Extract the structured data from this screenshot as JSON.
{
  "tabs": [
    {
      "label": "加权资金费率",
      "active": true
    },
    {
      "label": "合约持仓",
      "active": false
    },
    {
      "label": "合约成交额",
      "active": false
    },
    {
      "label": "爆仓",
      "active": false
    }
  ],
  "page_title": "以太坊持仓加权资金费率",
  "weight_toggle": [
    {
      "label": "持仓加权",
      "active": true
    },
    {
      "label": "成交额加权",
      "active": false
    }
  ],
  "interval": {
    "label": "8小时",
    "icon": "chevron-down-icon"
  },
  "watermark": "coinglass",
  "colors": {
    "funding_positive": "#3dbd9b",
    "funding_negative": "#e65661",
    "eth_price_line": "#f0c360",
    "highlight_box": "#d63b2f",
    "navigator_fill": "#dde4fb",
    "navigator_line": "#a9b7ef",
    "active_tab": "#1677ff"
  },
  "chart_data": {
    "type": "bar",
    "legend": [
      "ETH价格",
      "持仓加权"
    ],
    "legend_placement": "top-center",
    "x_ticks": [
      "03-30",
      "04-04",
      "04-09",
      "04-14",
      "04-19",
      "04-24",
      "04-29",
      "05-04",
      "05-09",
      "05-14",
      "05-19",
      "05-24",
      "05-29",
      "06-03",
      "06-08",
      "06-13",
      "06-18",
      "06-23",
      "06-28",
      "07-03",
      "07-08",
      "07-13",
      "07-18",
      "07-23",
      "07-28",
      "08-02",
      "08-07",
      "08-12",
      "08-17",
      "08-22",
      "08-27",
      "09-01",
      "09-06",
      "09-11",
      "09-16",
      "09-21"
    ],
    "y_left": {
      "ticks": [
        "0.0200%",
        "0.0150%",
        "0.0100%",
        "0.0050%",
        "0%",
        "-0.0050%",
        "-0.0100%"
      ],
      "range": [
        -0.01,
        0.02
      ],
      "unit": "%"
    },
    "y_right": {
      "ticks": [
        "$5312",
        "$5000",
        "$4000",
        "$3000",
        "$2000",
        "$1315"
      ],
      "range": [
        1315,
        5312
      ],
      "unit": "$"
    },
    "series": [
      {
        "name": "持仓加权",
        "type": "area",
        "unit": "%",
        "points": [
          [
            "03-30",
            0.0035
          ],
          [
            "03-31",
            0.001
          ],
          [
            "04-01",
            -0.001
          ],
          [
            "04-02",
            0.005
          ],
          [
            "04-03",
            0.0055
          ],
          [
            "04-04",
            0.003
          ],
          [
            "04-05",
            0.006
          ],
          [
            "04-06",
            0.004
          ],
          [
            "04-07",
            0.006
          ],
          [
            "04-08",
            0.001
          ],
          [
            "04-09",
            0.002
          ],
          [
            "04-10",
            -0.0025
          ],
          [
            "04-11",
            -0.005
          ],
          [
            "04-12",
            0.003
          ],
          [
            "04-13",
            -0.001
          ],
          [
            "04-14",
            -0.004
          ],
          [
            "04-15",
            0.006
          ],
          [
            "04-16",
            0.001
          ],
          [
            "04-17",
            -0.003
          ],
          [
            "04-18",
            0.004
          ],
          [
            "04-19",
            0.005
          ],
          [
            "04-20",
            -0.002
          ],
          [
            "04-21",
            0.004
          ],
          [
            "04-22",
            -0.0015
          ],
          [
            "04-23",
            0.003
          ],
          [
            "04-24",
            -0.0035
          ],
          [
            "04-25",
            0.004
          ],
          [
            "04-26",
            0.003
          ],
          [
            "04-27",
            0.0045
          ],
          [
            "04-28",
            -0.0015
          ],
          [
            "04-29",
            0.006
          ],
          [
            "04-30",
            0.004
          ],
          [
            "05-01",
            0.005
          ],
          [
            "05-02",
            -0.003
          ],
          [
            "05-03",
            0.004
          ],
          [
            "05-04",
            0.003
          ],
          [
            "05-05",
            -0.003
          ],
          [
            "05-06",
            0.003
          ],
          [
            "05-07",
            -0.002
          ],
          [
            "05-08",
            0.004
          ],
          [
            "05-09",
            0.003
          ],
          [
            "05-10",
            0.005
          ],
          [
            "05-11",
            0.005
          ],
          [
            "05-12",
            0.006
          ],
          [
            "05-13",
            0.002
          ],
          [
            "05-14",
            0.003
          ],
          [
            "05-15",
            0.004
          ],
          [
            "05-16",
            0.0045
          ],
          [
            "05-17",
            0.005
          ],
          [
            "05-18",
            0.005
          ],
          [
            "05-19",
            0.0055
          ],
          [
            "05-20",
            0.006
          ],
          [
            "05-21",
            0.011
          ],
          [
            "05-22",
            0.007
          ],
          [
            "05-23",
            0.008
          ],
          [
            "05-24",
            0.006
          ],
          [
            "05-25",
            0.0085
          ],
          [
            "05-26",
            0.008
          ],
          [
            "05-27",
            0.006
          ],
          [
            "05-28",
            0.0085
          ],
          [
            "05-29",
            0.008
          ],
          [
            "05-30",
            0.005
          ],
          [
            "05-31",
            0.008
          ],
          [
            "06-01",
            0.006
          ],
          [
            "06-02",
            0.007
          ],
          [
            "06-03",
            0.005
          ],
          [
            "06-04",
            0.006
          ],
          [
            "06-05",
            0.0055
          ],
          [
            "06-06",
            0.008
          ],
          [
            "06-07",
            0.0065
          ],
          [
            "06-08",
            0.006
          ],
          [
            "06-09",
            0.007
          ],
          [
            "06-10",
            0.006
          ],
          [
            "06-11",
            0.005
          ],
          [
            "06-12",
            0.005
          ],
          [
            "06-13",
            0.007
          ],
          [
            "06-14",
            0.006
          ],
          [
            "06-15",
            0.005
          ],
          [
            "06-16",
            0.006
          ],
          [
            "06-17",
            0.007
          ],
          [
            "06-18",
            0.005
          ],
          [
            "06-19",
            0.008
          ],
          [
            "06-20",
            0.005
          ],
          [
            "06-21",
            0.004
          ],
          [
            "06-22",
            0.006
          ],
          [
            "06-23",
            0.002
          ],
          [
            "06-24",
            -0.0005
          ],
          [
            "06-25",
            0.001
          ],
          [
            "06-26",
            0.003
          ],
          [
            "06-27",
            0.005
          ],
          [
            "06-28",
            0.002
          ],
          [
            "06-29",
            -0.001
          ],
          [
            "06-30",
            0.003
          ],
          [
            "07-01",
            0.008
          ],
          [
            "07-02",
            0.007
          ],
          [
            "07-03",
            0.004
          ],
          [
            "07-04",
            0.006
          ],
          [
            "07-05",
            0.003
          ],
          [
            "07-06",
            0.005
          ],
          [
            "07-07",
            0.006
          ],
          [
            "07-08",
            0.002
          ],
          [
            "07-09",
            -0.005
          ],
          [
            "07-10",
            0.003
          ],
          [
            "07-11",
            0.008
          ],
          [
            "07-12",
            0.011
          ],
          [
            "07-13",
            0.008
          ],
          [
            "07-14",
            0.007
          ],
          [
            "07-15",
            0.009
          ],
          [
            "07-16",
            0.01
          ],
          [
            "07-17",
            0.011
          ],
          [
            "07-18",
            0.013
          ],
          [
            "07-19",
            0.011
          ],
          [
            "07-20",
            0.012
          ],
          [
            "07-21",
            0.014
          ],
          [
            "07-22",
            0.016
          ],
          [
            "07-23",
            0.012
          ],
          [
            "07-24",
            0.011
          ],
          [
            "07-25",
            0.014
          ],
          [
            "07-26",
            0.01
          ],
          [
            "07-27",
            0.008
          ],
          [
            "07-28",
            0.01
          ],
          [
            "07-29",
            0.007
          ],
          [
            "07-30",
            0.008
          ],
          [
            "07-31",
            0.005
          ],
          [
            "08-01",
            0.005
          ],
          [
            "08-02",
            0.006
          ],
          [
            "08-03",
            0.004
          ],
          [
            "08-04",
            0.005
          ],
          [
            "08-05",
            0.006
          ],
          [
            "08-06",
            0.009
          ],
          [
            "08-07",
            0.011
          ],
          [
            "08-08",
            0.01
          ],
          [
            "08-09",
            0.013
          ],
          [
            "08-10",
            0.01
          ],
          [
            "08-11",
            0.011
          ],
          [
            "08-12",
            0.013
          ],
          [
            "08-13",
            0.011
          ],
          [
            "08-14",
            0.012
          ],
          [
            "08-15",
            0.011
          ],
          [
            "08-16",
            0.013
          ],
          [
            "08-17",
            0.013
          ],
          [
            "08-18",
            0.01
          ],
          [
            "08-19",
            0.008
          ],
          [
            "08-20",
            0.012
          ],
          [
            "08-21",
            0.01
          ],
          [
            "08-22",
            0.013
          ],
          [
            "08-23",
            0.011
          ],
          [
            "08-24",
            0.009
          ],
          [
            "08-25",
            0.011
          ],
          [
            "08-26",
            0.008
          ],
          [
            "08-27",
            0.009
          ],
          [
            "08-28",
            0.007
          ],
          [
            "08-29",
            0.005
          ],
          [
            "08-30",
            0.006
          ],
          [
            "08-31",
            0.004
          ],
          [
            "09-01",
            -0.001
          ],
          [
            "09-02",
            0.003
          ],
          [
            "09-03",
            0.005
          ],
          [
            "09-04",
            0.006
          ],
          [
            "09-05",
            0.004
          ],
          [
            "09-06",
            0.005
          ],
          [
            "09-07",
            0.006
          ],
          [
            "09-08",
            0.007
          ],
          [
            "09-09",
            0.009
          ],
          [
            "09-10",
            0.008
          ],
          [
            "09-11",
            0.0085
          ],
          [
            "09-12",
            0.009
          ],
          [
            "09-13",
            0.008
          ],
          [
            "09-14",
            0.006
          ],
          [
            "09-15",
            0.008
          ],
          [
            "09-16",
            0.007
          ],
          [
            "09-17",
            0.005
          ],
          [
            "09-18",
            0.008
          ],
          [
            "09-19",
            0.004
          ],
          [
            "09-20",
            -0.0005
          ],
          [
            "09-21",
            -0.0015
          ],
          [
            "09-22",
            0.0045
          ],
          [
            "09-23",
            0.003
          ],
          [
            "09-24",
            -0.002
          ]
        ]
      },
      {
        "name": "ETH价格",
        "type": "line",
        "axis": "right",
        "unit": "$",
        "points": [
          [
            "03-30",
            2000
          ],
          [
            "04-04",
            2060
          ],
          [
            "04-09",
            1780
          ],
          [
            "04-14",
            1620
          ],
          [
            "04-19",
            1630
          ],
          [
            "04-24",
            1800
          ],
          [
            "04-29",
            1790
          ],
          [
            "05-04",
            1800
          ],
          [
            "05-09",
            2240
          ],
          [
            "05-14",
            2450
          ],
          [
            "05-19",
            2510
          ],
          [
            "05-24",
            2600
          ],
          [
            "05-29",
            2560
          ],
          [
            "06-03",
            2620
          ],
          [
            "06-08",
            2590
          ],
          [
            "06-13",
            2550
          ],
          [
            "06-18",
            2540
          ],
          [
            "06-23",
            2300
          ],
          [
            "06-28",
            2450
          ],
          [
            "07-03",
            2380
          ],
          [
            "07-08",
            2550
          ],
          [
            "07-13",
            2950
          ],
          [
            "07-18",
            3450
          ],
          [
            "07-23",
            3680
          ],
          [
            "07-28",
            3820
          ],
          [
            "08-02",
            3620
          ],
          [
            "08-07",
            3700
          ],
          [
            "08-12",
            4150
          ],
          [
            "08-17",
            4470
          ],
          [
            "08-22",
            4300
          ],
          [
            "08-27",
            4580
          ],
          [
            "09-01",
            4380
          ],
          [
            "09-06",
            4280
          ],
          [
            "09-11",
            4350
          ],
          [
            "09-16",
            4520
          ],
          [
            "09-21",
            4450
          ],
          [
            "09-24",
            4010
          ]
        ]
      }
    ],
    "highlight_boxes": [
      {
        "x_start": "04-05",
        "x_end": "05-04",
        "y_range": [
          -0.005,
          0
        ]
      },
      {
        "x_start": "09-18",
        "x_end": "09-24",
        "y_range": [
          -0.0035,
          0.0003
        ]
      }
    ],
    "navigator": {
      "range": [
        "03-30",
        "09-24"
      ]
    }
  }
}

----------------

Work to do -
Check each line of the records for the word "label" and extract those that contain it.

Exercise response -
      "label": "加权资金费率",
      "label": "合约持仓",
      "label": "合约成交额",
      "label": "爆仓",
      "label": "持仓加权",
      "label": "成交额加权",
    "label": "8小时",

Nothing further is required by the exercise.